### DATA LISTING

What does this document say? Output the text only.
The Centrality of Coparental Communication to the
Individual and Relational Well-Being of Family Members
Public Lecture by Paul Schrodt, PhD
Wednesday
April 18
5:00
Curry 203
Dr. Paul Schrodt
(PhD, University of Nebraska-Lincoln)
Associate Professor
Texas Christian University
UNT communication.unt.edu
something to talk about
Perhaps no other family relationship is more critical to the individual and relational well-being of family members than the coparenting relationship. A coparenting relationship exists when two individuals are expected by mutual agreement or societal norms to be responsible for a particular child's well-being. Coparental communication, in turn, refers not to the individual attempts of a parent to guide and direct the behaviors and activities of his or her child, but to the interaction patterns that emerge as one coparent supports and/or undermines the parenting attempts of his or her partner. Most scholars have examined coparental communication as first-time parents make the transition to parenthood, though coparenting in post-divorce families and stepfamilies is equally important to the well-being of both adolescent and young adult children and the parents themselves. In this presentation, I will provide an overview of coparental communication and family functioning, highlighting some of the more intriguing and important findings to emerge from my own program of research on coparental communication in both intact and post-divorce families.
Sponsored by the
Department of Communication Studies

### DESCRIPTION OF THE TASK
Write the listing out again, exactly as shown above.

### COMPLETE RESPONSE
What does this document say? Output the text only.
The Centrality of Coparental Communication to the
Individual and Relational Well-Being of Family Members
Public Lecture by Paul Schrodt, PhD
Wednesday
April 18
5:00
Curry 203
Dr. Paul Schrodt
(PhD, University of Nebraska-Lincoln)
Associate Professor
Texas Christian University
UNT communication.unt.edu
something to talk about
Perhaps no other family relationship is more critical to the individual and relational well-being of family members than the coparenting relationship. A coparenting relationship exists when two individuals are expected by mutual agreement or societal norms to be responsible for a particular child's well-being. Coparental communication, in turn, refers not to the individual attempts of a parent to guide and direct the behaviors and activities of his or her child, but to the interaction patterns that emerge as one coparent supports and/or undermines the parenting attempts of his or her partner. Most scholars have examined coparental communication as first-time parents make the transition to parenthood, though coparenting in post-divorce families and stepfamilies is equally important to the well-being of both adolescent and young adult children and the parents themselves. In this presentation, I will provide an overview of coparental communication and family functioning, highlighting some of the more intriguing and important findings to emerge from my own program of research on coparental communication in both intact and post-divorce families.
Sponsored by the
Department of Communication Studies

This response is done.